Reproduce the entries in full, with no changes.

GIVEN RECORDS:
§ §

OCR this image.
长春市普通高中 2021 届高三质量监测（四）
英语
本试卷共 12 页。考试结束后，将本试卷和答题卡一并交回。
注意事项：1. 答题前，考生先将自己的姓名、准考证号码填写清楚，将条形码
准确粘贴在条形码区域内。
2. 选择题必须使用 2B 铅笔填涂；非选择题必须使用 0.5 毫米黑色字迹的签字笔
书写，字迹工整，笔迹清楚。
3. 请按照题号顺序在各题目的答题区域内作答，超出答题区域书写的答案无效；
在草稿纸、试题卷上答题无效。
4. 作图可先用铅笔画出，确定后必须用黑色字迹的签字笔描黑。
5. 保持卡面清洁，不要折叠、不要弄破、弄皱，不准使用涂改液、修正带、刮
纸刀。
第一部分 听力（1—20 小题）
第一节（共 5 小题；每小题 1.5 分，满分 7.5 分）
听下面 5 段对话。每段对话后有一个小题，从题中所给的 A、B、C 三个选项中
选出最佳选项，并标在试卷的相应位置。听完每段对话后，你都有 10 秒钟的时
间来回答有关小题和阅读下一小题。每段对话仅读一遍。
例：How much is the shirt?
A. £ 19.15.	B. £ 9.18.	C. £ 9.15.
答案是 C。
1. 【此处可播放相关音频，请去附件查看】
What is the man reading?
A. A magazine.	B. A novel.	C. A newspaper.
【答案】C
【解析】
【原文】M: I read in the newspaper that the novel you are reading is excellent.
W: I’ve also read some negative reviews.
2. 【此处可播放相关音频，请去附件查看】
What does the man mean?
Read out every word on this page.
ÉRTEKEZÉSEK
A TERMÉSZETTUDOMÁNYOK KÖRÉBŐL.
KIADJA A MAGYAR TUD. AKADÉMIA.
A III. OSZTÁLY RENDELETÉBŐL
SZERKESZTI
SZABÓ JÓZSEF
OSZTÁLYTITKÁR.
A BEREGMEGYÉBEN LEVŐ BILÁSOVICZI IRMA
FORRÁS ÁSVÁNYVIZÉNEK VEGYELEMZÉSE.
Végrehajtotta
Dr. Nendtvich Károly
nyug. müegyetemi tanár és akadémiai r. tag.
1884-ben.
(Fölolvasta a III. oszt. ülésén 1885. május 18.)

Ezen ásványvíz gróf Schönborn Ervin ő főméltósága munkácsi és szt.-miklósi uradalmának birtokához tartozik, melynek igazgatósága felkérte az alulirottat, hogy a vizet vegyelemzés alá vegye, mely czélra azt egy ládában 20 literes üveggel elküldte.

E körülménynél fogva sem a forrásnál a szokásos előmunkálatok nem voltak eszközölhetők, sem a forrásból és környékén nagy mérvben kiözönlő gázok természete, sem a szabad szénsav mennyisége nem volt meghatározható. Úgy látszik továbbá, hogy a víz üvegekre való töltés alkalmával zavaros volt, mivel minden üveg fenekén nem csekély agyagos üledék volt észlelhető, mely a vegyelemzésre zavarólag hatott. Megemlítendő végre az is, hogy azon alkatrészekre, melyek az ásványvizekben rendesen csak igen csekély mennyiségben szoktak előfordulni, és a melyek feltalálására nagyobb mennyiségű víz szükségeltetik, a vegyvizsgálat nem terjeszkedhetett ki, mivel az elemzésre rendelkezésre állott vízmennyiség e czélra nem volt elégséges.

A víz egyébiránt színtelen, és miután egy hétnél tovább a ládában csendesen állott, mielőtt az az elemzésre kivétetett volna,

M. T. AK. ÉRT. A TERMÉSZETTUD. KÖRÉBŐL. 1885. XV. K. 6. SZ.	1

§ §

SOLUTION TO THE PROBLEM:
OCR this image.
长春市普通高中 2021 届高三质量监测（四）
英语
本试卷共 12 页。考试结束后，将本试卷和答题卡一并交回。
注意事项：1. 答题前，考生先将自己的姓名、准考证号码填写清楚，将条形码
准确粘贴在条形码区域内。
2. 选择题必须使用 2B 铅笔填涂；非选择题必须使用 0.5 毫米黑色字迹的签字笔
书写，字迹工整，笔迹清楚。
3. 请按照题号顺序在各题目的答题区域内作答，超出答题区域书写的答案无效；
在草稿纸、试题卷上答题无效。
4. 作图可先用铅笔画出，确定后必须用黑色字迹的签字笔描黑。
5. 保持卡面清洁，不要折叠、不要弄破、弄皱，不准使用涂改液、修正带、刮
纸刀。
第一部分 听力（1—20 小题）
第一节（共 5 小题；每小题 1.5 分，满分 7.5 分）
听下面 5 段对话。每段对话后有一个小题，从题中所给的 A、B、C 三个选项中
选出最佳选项，并标在试卷的相应位置。听完每段对话后，你都有 10 秒钟的时
间来回答有关小题和阅读下一小题。每段对话仅读一遍。
例：How much is the shirt?
A. £ 19.15.	B. £ 9.18.	C. £ 9.15.
答案是 C。
1. 【此处可播放相关音频，请去附件查看】
What is the man reading?
A. A magazine.	B. A novel.	C. A newspaper.
【答案】C
【解析】
【原文】M: I read in the newspaper that the novel you are reading is excellent.
W: I’ve also read some negative reviews.
2. 【此处可播放相关音频，请去附件查看】
What does the man mean?
Read out every word on this page.
ÉRTEKEZÉSEK
A TERMÉSZETTUDOMÁNYOK KÖRÉBŐL.
KIADJA A MAGYAR TUD. AKADÉMIA.
A III. OSZTÁLY RENDELETÉBŐL
SZERKESZTI
SZABÓ JÓZSEF
OSZTÁLYTITKÁR.
A BEREGMEGYÉBEN LEVŐ BILÁSOVICZI IRMA
FORRÁS ÁSVÁNYVIZÉNEK VEGYELEMZÉSE.
Végrehajtotta
Dr. Nendtvich Károly
nyug. müegyetemi tanár és akadémiai r. tag.
1884-ben.
(Fölolvasta a III. oszt. ülésén 1885. május 18.)

Ezen ásványvíz gróf Schönborn Ervin ő főméltósága munkácsi és szt.-miklósi uradalmának birtokához tartozik, melynek igazgatósága felkérte az alulirottat, hogy a vizet vegyelemzés alá vegye, mely czélra azt egy ládában 20 literes üveggel elküldte.

E körülménynél fogva sem a forrásnál a szokásos előmunkálatok nem voltak eszközölhetők, sem a forrásból és környékén nagy mérvben kiözönlő gázok természete, sem a szabad szénsav mennyisége nem volt meghatározható. Úgy látszik továbbá, hogy a víz üvegekre való töltés alkalmával zavaros volt, mivel minden üveg fenekén nem csekély agyagos üledék volt észlelhető, mely a vegyelemzésre zavarólag hatott. Megemlítendő végre az is, hogy azon alkatrészekre, melyek az ásványvizekben rendesen csak igen csekély mennyiségben szoktak előfordulni, és a melyek feltalálására nagyobb mennyiségű víz szükségeltetik, a vegyvizsgálat nem terjeszkedhetett ki, mivel az elemzésre rendelkezésre állott vízmennyiség e czélra nem volt elégséges.

A víz egyébiránt színtelen, és miután egy hétnél tovább a ládában csendesen állott, mielőtt az az elemzésre kivétetett volna,

M. T. AK. ÉRT. A TERMÉSZETTUD. KÖRÉBŐL. 1885. XV. K. 6. SZ.	1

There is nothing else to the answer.